Every record that follows should be printed verbatim.

--- begin ---

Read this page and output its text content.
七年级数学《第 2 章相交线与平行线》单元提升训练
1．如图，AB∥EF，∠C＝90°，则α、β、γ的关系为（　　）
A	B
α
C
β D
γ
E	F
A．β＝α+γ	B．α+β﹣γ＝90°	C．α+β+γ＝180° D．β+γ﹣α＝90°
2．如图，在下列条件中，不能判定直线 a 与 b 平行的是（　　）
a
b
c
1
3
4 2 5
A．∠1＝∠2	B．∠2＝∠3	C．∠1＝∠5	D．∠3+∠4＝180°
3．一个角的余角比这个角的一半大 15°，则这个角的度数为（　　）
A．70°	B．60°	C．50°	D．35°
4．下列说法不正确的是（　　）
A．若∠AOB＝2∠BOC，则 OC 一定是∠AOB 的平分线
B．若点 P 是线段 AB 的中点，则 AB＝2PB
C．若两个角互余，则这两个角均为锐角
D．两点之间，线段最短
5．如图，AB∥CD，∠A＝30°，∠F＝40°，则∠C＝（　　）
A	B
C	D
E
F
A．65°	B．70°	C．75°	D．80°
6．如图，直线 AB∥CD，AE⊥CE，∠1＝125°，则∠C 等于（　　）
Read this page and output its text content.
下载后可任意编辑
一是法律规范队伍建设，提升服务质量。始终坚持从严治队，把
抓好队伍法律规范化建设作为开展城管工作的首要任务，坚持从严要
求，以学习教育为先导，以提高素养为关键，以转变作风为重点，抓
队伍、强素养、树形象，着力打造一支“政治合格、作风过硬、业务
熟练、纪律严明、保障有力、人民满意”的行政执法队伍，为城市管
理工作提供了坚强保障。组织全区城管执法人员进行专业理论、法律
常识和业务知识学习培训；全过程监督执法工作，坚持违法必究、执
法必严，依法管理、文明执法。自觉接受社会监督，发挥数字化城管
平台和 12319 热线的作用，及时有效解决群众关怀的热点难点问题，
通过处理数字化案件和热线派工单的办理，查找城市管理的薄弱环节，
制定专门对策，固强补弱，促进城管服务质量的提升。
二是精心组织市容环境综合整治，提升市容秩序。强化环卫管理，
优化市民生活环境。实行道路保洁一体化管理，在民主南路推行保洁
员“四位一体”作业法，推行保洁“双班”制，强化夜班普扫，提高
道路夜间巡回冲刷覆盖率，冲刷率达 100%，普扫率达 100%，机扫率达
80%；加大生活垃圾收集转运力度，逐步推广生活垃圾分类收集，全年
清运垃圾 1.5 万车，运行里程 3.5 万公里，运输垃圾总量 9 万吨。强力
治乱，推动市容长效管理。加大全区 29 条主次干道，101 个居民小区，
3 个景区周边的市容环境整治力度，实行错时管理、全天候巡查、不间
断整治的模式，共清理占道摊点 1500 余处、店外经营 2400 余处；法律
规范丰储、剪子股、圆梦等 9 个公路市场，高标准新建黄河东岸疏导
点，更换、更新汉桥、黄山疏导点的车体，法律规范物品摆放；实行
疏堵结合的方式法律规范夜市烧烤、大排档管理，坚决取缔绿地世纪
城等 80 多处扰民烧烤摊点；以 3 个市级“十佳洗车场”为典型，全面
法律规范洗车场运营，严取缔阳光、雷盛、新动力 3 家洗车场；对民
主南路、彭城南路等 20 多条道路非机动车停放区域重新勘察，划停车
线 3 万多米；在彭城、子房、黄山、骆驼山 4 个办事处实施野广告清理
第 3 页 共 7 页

--- end ---

Final result:
Read this page and output its text content.
七年级数学《第 2 章相交线与平行线》单元提升训练
1．如图，AB∥EF，∠C＝90°，则α、β、γ的关系为（　　）
A	B
α
C
β D
γ
E	F
A．β＝α+γ	B．α+β﹣γ＝90°	C．α+β+γ＝180° D．β+γ﹣α＝90°
2．如图，在下列条件中，不能判定直线 a 与 b 平行的是（　　）
a
b
c
1
3
4 2 5
A．∠1＝∠2	B．∠2＝∠3	C．∠1＝∠5	D．∠3+∠4＝180°
3．一个角的余角比这个角的一半大 15°，则这个角的度数为（　　）
A．70°	B．60°	C．50°	D．35°
4．下列说法不正确的是（　　）
A．若∠AOB＝2∠BOC，则 OC 一定是∠AOB 的平分线
B．若点 P 是线段 AB 的中点，则 AB＝2PB
C．若两个角互余，则这两个角均为锐角
D．两点之间，线段最短
5．如图，AB∥CD，∠A＝30°，∠F＝40°，则∠C＝（　　）
A	B
C	D
E
F
A．65°	B．70°	C．75°	D．80°
6．如图，直线 AB∥CD，AE⊥CE，∠1＝125°，则∠C 等于（　　）
Read this page and output its text content.
下载后可任意编辑
一是法律规范队伍建设，提升服务质量。始终坚持从严治队，把
抓好队伍法律规范化建设作为开展城管工作的首要任务，坚持从严要
求，以学习教育为先导，以提高素养为关键，以转变作风为重点，抓
队伍、强素养、树形象，着力打造一支“政治合格、作风过硬、业务
熟练、纪律严明、保障有力、人民满意”的行政执法队伍，为城市管
理工作提供了坚强保障。组织全区城管执法人员进行专业理论、法律
常识和业务知识学习培训；全过程监督执法工作，坚持违法必究、执
法必严，依法管理、文明执法。自觉接受社会监督，发挥数字化城管
平台和 12319 热线的作用，及时有效解决群众关怀的热点难点问题，
通过处理数字化案件和热线派工单的办理，查找城市管理的薄弱环节，
制定专门对策，固强补弱，促进城管服务质量的提升。
二是精心组织市容环境综合整治，提升市容秩序。强化环卫管理，
优化市民生活环境。实行道路保洁一体化管理，在民主南路推行保洁
员“四位一体”作业法，推行保洁“双班”制，强化夜班普扫，提高
道路夜间巡回冲刷覆盖率，冲刷率达 100%，普扫率达 100%，机扫率达
80%；加大生活垃圾收集转运力度，逐步推广生活垃圾分类收集，全年
清运垃圾 1.5 万车，运行里程 3.5 万公里，运输垃圾总量 9 万吨。强力
治乱，推动市容长效管理。加大全区 29 条主次干道，101 个居民小区，
3 个景区周边的市容环境整治力度，实行错时管理、全天候巡查、不间
断整治的模式，共清理占道摊点 1500 余处、店外经营 2400 余处；法律
规范丰储、剪子股、圆梦等 9 个公路市场，高标准新建黄河东岸疏导
点，更换、更新汉桥、黄山疏导点的车体，法律规范物品摆放；实行
疏堵结合的方式法律规范夜市烧烤、大排档管理，坚决取缔绿地世纪
城等 80 多处扰民烧烤摊点；以 3 个市级“十佳洗车场”为典型，全面
法律规范洗车场运营，严取缔阳光、雷盛、新动力 3 家洗车场；对民
主南路、彭城南路等 20 多条道路非机动车停放区域重新勘察，划停车
线 3 万多米；在彭城、子房、黄山、骆驼山 4 个办事处实施野广告清理
第 3 页 共 7 页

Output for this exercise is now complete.